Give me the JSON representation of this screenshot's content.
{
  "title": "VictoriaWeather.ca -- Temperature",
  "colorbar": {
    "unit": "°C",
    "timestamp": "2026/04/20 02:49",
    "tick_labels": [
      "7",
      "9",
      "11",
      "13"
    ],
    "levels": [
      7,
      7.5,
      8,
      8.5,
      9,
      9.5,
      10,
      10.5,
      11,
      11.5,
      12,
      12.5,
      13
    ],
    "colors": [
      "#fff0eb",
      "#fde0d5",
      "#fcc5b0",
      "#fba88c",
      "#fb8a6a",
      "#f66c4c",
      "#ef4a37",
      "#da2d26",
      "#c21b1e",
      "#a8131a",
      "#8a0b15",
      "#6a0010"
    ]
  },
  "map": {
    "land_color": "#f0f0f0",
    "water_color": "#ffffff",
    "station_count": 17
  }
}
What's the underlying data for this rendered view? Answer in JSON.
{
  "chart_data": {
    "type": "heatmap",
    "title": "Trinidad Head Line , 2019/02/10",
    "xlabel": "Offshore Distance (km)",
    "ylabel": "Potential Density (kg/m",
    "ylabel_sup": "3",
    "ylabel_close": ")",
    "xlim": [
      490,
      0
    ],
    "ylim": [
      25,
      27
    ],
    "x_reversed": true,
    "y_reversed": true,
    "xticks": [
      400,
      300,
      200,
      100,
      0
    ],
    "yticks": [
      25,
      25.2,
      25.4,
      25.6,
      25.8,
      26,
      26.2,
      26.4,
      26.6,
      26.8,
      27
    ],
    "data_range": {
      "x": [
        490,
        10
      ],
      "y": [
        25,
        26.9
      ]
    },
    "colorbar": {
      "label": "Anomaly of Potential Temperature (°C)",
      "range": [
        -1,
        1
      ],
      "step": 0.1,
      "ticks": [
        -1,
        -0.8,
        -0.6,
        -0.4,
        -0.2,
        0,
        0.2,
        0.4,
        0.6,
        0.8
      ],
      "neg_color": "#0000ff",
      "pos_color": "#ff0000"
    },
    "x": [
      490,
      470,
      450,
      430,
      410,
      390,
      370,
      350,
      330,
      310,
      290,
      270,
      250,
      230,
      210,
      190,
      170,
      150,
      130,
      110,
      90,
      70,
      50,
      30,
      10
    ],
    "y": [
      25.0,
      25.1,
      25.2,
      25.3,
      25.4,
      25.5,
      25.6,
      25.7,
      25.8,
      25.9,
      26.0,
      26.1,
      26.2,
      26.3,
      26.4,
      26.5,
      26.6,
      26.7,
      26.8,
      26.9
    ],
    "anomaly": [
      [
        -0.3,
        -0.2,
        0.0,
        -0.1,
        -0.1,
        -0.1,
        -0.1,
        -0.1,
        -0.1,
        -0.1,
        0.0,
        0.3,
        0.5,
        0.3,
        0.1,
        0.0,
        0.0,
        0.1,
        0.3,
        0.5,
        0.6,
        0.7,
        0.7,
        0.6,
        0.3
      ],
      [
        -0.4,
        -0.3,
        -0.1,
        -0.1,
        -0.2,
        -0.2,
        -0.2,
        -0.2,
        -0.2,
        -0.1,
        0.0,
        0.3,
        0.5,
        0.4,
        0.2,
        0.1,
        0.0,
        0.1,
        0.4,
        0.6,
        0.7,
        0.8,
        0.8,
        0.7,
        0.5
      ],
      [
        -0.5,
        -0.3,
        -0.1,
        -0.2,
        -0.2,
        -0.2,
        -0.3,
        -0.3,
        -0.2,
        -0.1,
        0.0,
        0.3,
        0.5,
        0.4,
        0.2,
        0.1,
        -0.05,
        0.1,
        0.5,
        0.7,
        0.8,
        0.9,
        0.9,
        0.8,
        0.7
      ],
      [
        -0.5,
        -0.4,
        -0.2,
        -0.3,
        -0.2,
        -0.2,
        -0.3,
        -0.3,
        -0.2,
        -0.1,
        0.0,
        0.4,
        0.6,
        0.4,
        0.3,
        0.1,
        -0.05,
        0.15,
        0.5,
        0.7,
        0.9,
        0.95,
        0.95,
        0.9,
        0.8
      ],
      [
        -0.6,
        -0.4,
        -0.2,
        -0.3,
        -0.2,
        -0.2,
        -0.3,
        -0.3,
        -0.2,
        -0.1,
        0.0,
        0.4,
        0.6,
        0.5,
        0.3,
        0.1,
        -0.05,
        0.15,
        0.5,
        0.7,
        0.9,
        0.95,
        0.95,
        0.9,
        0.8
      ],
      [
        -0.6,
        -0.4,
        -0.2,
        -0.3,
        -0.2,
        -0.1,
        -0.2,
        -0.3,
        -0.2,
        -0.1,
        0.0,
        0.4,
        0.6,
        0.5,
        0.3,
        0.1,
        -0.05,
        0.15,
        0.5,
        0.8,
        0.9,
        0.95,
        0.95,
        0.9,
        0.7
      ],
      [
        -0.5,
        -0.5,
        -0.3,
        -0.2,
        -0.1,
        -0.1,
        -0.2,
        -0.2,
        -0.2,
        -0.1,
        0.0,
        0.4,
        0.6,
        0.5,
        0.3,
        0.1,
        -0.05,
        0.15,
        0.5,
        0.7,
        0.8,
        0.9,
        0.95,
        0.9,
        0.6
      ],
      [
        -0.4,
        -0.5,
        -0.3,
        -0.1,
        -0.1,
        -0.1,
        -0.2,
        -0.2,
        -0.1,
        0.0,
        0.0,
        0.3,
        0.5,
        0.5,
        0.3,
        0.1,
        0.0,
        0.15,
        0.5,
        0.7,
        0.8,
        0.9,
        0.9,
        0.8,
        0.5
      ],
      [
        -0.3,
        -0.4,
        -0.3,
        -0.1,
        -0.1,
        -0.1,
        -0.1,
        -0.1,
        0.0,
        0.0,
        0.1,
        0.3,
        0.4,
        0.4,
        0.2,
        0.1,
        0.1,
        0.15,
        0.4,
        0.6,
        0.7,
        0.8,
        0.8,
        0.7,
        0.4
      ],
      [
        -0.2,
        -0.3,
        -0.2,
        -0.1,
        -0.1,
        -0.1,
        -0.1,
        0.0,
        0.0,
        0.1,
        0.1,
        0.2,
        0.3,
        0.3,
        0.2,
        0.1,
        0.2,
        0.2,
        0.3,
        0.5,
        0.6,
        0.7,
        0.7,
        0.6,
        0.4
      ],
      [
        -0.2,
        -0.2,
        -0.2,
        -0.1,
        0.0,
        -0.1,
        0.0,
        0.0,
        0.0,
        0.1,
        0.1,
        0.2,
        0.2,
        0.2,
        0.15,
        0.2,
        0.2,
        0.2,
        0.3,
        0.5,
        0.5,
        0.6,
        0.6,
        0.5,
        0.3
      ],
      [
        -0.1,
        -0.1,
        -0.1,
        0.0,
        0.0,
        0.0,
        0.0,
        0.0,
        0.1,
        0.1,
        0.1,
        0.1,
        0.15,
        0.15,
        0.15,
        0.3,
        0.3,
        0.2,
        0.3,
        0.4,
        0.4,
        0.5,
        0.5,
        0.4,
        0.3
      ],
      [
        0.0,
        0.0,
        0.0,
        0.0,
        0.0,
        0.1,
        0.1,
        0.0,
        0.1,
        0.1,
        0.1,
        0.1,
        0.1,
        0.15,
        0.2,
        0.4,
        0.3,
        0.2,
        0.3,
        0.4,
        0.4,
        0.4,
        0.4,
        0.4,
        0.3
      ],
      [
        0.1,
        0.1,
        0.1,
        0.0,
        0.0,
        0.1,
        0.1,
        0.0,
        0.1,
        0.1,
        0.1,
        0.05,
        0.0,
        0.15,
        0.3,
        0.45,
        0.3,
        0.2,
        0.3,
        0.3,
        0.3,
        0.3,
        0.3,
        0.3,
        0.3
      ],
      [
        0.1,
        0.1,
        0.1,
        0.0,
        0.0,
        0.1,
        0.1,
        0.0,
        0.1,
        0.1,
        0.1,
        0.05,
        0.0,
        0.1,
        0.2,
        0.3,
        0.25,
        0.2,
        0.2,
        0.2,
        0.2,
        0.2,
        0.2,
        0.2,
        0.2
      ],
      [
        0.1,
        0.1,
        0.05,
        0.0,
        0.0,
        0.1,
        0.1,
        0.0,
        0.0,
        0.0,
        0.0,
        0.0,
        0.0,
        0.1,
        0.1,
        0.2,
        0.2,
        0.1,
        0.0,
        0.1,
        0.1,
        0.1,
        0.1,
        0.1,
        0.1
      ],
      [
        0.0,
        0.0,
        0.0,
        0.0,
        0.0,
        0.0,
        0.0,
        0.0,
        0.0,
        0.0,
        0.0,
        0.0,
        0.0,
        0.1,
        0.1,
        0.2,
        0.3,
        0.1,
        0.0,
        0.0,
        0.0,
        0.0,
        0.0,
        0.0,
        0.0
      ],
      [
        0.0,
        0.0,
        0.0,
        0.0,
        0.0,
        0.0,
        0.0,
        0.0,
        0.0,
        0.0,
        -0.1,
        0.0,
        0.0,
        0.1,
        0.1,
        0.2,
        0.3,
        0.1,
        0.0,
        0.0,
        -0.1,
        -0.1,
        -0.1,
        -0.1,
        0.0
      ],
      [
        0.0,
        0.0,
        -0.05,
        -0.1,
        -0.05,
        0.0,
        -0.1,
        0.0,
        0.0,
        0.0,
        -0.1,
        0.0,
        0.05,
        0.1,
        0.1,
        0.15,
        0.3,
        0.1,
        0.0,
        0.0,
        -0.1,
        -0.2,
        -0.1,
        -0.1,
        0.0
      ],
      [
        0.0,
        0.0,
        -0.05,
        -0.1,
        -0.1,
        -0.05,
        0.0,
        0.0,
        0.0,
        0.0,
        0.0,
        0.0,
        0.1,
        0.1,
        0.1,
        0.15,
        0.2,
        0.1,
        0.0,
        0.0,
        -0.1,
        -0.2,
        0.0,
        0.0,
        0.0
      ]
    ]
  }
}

==*==

→ WRITTEN INSTRUCTION
Answer with one number: how many lines of the entries above include the word "title".

→ OUTPUT OF THE EXERCISE
2